--- SOURCE EXTRACT ---
--- --- ---
Article of the Year: A Bizarre Annual Tradition

We’ve hit mid-December and thus the ‘X of the Year’ lists are starting to trickle out. It’s likely you’ve asked and/ or will be asked “What’s your favourite X of the year?”, and after some thought you’ll give a top three or so. Games in particular seem to be the medium of choice for these sorts of questions, or at least the most visible to me. At which point point things start to get a little weird, and in more ways than one. I understand why these lists are made: as December is when we remember January-August happened, and like to look back at that far away time fondly. However these lists are made hastily, premature, and marketed in an absurd fashion. It’s not so much that I have a problem with these lists, but more that they’re a curiosity to me.

I’ll be addressing games primarily in regards to best of lists because the games industry jerks off to these things than any other. Even when you consider the Academy Awards, which is essentially a five hour celebration of how awesome film is and how the people in them are even more so. Here’s the thing, the Academy Awards for 2014’s films will happen on February 22nd, 2015. The GOTY awards on gaming sites are either up already or being hinted at.

The year isn’t even done, and while it’s true that December is a slow month for games, my issue isn’t so much that these lists ignore what has yet to be released, it’s that there’s no time to appreciate those that have. Dragon Age: Inquisition is likely going to take the crown from may of the larger sites, but that monster of an RPG came out in mid-November. I’m 35 hours in, and am not even half-way through. It’s not my job to review and rank games, but I feel that there’s value in taking time to process and appreciate what made something great. Of course it’s worth honouring those games that hit hard and leave you wanting more, but they are massive experiences that require hours upon hours just to complete. The Academy Awards reviews films that are (approximately) two hours long on average, and they wait over a month before passing out their honours. I’m not saying that the Academy Awards are based purely on merit, or are infallible when it comes to passing judgement on their medium (they’re not, and I couldn’t care less about the ceremony), but games media covers games that take 10-80 hours and that’s a lot to process. Especially if a game means a lot to you, or resonates with you; your appreciations while valid, are still being forged and won’t cool for some time.
--- --- ---
--- INFORMATION PROVIDED ---

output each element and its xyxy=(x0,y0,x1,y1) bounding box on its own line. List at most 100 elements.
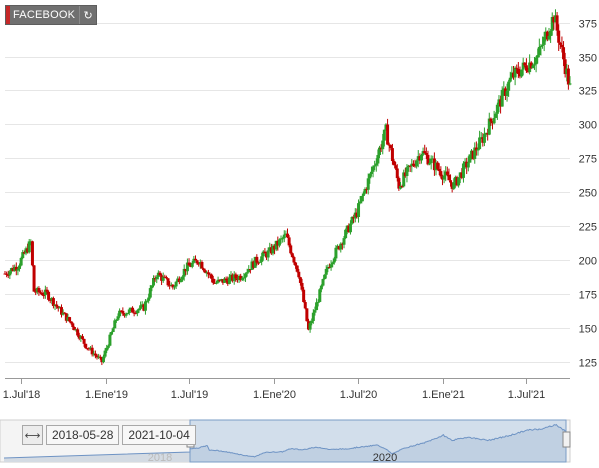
--- --- ---
--- PROMPT ---
According to the article on year-end best-of lists, on what date will the Academy Awards for 2014's films take place?

--- ANSWER IN FULL ---
February 22nd, 2015.